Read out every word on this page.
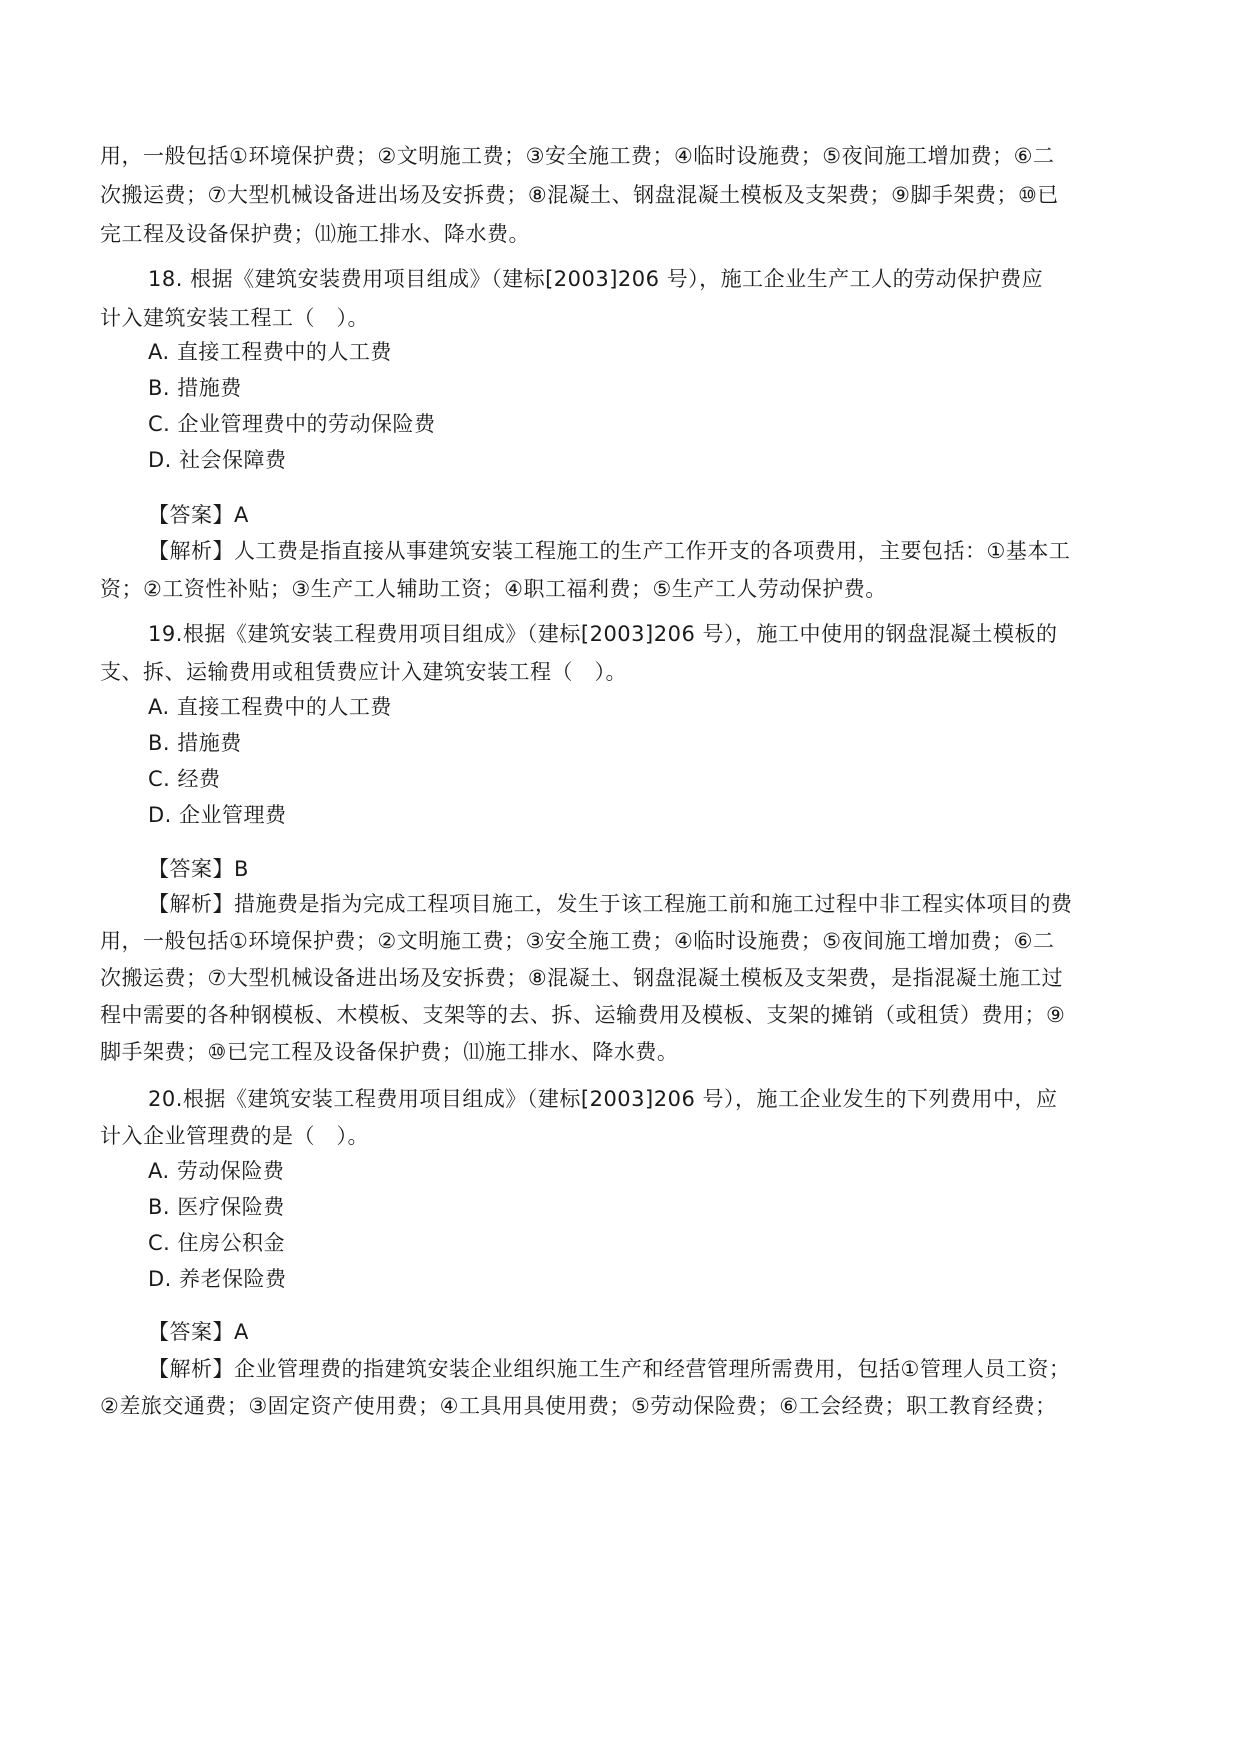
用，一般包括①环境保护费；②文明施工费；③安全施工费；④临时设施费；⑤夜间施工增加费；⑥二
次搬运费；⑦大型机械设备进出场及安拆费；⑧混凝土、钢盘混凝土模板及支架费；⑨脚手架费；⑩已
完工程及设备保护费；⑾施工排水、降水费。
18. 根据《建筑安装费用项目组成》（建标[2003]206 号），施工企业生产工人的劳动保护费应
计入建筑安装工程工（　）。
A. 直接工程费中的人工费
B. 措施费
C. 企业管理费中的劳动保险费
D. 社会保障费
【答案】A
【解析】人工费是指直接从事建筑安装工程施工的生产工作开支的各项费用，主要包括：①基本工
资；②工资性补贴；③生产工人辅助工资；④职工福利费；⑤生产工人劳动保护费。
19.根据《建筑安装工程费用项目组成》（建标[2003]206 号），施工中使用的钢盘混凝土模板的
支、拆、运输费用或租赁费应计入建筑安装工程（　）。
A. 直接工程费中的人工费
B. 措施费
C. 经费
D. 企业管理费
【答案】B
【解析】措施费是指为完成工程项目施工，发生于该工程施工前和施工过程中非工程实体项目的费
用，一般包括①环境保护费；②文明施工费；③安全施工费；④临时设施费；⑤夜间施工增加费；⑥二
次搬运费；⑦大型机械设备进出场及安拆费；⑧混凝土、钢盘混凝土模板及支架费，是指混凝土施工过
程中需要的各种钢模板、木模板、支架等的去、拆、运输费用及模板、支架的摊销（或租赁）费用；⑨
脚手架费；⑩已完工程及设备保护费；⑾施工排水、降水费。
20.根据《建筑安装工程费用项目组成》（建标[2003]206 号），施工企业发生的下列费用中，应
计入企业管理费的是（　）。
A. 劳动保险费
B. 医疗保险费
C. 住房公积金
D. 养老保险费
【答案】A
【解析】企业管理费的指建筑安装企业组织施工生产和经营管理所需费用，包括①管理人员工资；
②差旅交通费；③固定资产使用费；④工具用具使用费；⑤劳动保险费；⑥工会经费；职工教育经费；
==
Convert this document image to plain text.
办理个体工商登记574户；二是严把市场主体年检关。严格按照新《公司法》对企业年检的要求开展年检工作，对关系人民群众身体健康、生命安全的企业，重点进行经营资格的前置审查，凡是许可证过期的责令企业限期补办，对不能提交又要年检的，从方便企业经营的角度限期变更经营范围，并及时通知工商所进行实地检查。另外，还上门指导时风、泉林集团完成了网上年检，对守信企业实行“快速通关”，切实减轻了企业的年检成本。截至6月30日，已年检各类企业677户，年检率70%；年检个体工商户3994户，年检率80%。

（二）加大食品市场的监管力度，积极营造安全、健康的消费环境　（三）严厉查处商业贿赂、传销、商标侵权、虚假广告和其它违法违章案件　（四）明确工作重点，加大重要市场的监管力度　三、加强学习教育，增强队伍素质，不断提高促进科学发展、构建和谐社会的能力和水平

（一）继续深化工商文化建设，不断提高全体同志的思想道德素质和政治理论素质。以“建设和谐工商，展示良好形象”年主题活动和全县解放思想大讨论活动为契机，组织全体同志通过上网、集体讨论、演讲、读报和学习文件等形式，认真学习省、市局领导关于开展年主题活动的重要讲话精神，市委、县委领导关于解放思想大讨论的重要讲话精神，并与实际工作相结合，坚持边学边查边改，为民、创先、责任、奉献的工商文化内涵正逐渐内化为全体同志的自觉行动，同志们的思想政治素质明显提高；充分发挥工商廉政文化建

▶ **WHAT YOU SHOULD DO**
Return each line of the listing that holds the string "⑧混凝土".

▶ **EXERCISE OUTPUT**
次搬运费；⑦大型机械设备进出场及安拆费；⑧混凝土、钢盘混凝土模板及支架费；⑨脚手架费；⑩已
次搬运费；⑦大型机械设备进出场及安拆费；⑧混凝土、钢盘混凝土模板及支架费，是指混凝土施工过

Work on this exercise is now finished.